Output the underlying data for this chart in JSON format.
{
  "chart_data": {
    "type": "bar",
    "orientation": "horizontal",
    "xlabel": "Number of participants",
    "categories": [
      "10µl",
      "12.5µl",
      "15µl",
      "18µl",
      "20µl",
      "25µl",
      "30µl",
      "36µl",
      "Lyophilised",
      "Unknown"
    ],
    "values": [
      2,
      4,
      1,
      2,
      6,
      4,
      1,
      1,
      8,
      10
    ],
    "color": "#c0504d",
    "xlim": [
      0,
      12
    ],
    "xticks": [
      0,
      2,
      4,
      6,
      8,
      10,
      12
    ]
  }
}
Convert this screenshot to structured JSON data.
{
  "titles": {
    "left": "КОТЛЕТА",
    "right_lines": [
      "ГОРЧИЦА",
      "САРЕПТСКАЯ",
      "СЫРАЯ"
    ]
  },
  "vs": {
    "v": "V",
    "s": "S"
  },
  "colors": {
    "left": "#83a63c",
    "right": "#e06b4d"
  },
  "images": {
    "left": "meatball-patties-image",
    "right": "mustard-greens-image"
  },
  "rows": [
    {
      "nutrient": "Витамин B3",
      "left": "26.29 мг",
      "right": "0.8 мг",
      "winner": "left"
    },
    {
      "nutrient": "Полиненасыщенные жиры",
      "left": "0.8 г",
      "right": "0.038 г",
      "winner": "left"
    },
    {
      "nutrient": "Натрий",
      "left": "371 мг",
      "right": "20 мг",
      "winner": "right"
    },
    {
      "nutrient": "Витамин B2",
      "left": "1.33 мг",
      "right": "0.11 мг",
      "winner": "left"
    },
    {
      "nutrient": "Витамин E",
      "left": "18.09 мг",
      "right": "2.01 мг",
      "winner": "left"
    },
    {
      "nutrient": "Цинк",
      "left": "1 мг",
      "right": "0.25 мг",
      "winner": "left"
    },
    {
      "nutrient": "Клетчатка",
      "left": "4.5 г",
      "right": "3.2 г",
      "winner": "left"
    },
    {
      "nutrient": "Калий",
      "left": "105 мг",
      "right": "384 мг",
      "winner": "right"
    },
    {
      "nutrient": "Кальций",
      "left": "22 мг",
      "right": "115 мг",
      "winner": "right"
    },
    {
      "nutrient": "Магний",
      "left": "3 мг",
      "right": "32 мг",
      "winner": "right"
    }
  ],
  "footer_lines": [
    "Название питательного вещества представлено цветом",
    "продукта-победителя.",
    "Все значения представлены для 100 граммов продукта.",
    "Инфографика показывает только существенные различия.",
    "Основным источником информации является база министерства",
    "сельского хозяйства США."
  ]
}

◆ What the task requires ◆
Find the lines containing "Витамин" and list every one of them.

◆ Answer to this problem ◆
      "nutrient": "Витамин B3",
      "nutrient": "Витамин B2",
      "nutrient": "Витамин E",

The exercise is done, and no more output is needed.